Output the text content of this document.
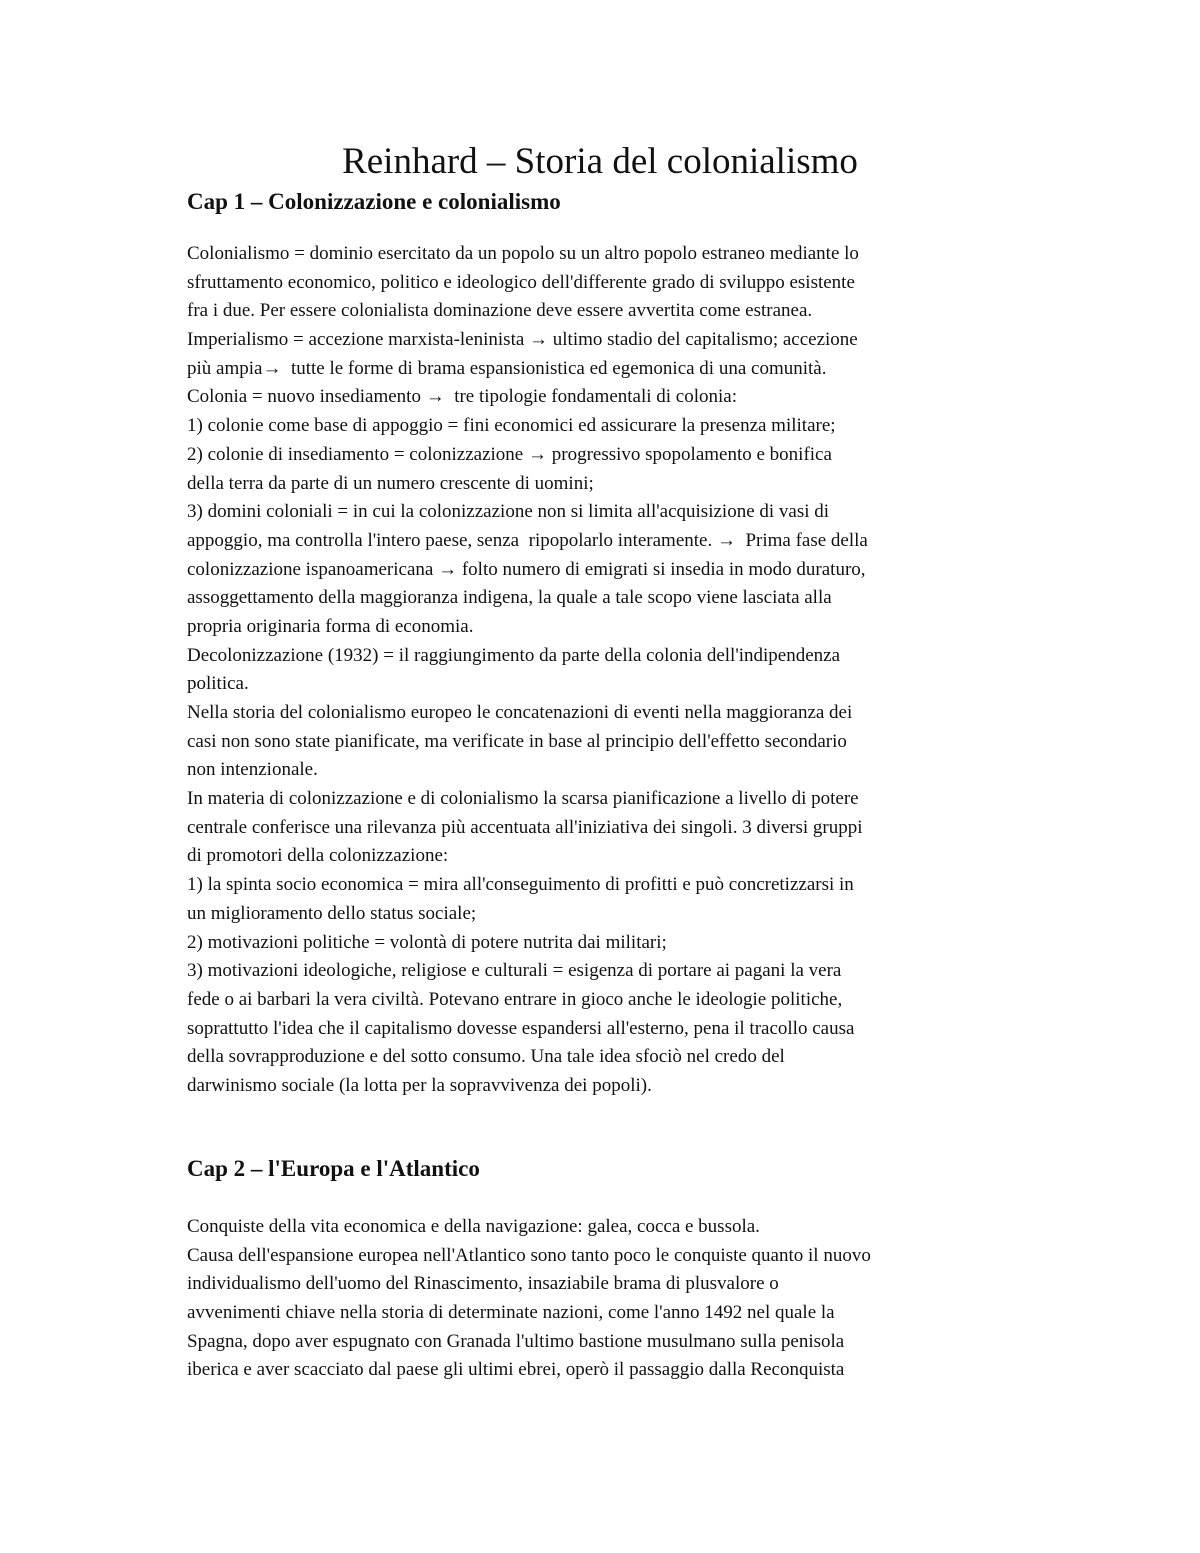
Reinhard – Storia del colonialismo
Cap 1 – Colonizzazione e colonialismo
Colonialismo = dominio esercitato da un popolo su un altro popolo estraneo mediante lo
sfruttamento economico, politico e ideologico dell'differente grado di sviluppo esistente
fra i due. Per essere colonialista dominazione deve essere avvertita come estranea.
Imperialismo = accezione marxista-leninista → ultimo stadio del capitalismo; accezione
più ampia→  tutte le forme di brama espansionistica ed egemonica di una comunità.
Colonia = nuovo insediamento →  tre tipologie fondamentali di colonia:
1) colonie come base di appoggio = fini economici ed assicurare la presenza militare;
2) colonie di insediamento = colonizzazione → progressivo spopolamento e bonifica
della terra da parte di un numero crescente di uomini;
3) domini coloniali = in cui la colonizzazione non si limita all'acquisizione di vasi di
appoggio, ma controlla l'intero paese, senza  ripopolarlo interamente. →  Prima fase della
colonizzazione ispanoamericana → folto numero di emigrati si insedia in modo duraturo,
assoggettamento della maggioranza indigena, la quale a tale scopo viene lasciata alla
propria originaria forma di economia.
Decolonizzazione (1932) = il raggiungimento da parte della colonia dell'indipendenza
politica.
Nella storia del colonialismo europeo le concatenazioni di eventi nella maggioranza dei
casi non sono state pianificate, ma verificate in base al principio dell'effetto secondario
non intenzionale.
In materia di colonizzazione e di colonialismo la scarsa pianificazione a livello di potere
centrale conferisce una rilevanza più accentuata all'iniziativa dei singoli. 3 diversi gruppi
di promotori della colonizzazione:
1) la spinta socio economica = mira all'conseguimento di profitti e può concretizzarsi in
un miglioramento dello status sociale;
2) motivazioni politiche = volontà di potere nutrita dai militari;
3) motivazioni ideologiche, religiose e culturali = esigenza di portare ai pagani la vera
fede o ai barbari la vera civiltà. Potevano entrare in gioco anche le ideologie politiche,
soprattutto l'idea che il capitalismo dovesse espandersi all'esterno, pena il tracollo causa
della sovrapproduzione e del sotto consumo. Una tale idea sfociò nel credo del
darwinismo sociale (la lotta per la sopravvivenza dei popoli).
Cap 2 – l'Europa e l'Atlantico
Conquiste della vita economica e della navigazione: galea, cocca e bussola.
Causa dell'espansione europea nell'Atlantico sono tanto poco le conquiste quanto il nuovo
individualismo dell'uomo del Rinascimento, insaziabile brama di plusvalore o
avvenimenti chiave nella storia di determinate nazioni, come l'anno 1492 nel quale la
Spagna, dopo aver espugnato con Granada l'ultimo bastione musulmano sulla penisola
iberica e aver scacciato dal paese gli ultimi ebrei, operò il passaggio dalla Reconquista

EXERCISE DESCRIPTION:
Using the entries above, return each line that includes the word "idea".

FULL SOLUTION:
soprattutto l'idea che il capitalismo dovesse espandersi all'esterno, pena il tracollo causa
della sovrapproduzione e del sotto consumo. Una tale idea sfociò nel credo del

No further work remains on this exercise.